### Requirement
Every line containing the word "matematikani" needs to be found and copied.

### Stored rows
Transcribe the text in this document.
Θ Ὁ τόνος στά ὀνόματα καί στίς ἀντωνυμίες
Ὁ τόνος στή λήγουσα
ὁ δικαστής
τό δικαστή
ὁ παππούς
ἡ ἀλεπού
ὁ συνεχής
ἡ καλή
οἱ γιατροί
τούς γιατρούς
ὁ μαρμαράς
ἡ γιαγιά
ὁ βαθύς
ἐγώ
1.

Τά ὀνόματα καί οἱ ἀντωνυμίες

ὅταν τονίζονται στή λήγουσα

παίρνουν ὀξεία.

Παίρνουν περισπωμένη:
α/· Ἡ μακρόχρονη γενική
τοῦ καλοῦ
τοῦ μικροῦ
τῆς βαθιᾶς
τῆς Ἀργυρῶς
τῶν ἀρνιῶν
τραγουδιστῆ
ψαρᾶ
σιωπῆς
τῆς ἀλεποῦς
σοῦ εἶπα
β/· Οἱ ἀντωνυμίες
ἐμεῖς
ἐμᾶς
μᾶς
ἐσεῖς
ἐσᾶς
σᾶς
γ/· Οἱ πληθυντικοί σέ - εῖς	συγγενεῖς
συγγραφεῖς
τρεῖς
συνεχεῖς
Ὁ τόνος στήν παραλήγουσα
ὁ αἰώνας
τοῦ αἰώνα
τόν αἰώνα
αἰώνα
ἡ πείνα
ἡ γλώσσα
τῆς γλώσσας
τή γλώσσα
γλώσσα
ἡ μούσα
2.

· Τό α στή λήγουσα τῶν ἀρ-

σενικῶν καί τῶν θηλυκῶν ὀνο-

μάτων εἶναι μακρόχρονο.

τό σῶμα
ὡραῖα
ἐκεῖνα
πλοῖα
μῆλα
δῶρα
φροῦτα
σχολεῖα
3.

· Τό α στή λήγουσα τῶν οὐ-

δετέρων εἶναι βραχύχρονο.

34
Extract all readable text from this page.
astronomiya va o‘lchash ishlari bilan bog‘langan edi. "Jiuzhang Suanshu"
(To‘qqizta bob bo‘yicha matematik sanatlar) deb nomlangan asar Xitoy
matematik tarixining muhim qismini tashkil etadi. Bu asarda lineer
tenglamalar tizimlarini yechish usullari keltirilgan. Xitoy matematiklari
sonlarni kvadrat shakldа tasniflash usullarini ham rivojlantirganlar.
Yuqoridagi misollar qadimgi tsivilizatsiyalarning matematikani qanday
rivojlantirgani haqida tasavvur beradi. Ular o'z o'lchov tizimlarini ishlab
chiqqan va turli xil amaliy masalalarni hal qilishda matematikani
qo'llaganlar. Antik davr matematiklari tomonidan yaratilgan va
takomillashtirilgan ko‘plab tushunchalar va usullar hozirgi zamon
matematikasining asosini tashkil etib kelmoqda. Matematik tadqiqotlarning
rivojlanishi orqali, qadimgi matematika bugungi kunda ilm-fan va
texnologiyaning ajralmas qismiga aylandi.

### Full solution
Yuqoridagi misollar qadimgi tsivilizatsiyalarning matematikani qanday
chiqqan va turli xil amaliy masalalarni hal qilishda matematikani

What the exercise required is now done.